- _Reading passage_
══════════════════════════════

- Origin: San Francisco, CA, United States
- Genres: Jam band
- Years active: 2000–present
- Labels: SCI Fidelity
- Members: Bo Carper Jeff Miller Phil Ferlino Marshall Harrell Michael Pinkham
- Past members: Heath Carlisle, Ben Bernstein, Brian Carey, Rajiv Parikh, Marty Ylitalo, Ron Johnson, Sean Hutchinson

= New Monsoon =

New Monsoon is a rock jam band that is based in the San Francisco, California area that was founded in 1998 by Penn State classmates Bo Carper and Jeff Miller.

==History==

During the recording of the band's first album, Hydrophonic, Carper and Miller tapped long-time east coast friend Phil "The Pianimal" Ferlino for keyboards. Impressed by the project, Ferlino immediately moved to San Francisco and joined the band on-stage at the 2001 High Sierra Music Festival. They have toured with many other bands including in 2005 as part of Big Summer Classic, with The String Cheese Incident as well as Umphrey's McGee, Yonder Mountain String Band, and Keller Williams. They have shared the stage with a range of bands including Hot Buttered Rum String Band, ALO, moe., and Tea Leaf Green, and are known for mixing and blending with many musical styles. They have had many special guests at their shows over the years, including Martin Fierro (saxophonist), violinist Tim Carbone from Railroad Earth, various members of The String Cheese Incident, Mark Karan, Steve Kimock, Mike Stern, and many others. They have recently released their fourth studio album, entitled New Monsoon V, which is a showcase of their diverse talents and was engineered by John Cutler, best known for his work with the Grateful Dead. As of April 2009 the band also released a live 2 disc set entitled New Monsoon LIVE which was recorded over a three night run in Dallas, Austin and Houston Texas.

══════════════════════════════

- _Supplied material_
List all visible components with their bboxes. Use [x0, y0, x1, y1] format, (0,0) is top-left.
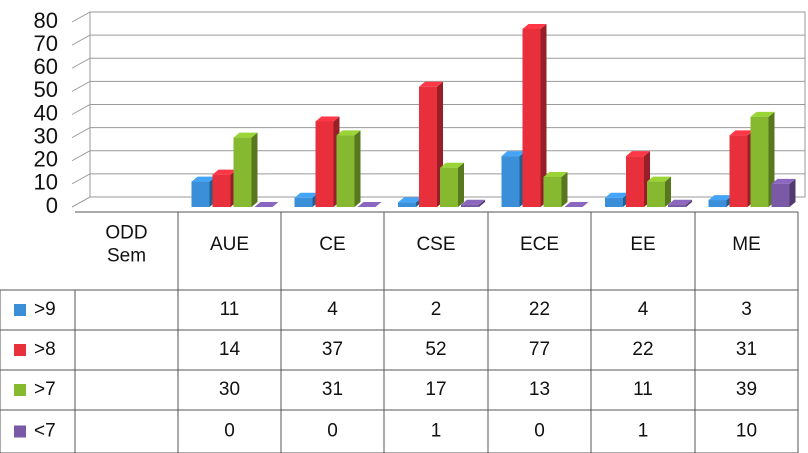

══════════════════════════════

Copy out the entire passage about the band New Monsoon word for word, from the "Origin" line at the top to its final sentence.

- Origin: San Francisco, CA, United States
- Genres: Jam band
- Years active: 2000–present
- Labels: SCI Fidelity
- Members: Bo Carper Jeff Miller Phil Ferlino Marshall Harrell Michael Pinkham
- Past members: Heath Carlisle, Ben Bernstein, Brian Carey, Rajiv Parikh, Marty Ylitalo, Ron Johnson, Sean Hutchinson

= New Monsoon =

New Monsoon is a rock jam band that is based in the San Francisco, California area that was founded in 1998 by Penn State classmates Bo Carper and Jeff Miller.

==History==

During the recording of the band's first album, Hydrophonic, Carper and Miller tapped long-time east coast friend Phil "The Pianimal" Ferlino for keyboards. Impressed by the project, Ferlino immediately moved to San Francisco and joined the band on-stage at the 2001 High Sierra Music Festival. They have toured with many other bands including in 2005 as part of Big Summer Classic, with The String Cheese Incident as well as Umphrey's McGee, Yonder Mountain String Band, and Keller Williams. They have shared the stage with a range of bands including Hot Buttered Rum String Band, ALO, moe., and Tea Leaf Green, and are known for mixing and blending with many musical styles. They have had many special guests at their shows over the years, including Martin Fierro (saxophonist), violinist Tim Carbone from Railroad Earth, various members of The String Cheese Incident, Mark Karan, Steve Kimock, Mike Stern, and many others. They have recently released their fourth studio album, entitled New Monsoon V, which is a showcase of their diverse talents and was engineered by John Cutler, best known for his work with the Grateful Dead. As of April 2009 the band also released a live 2 disc set entitled New Monsoon LIVE which was recorded over a three night run in Dallas, Austin and Houston Texas.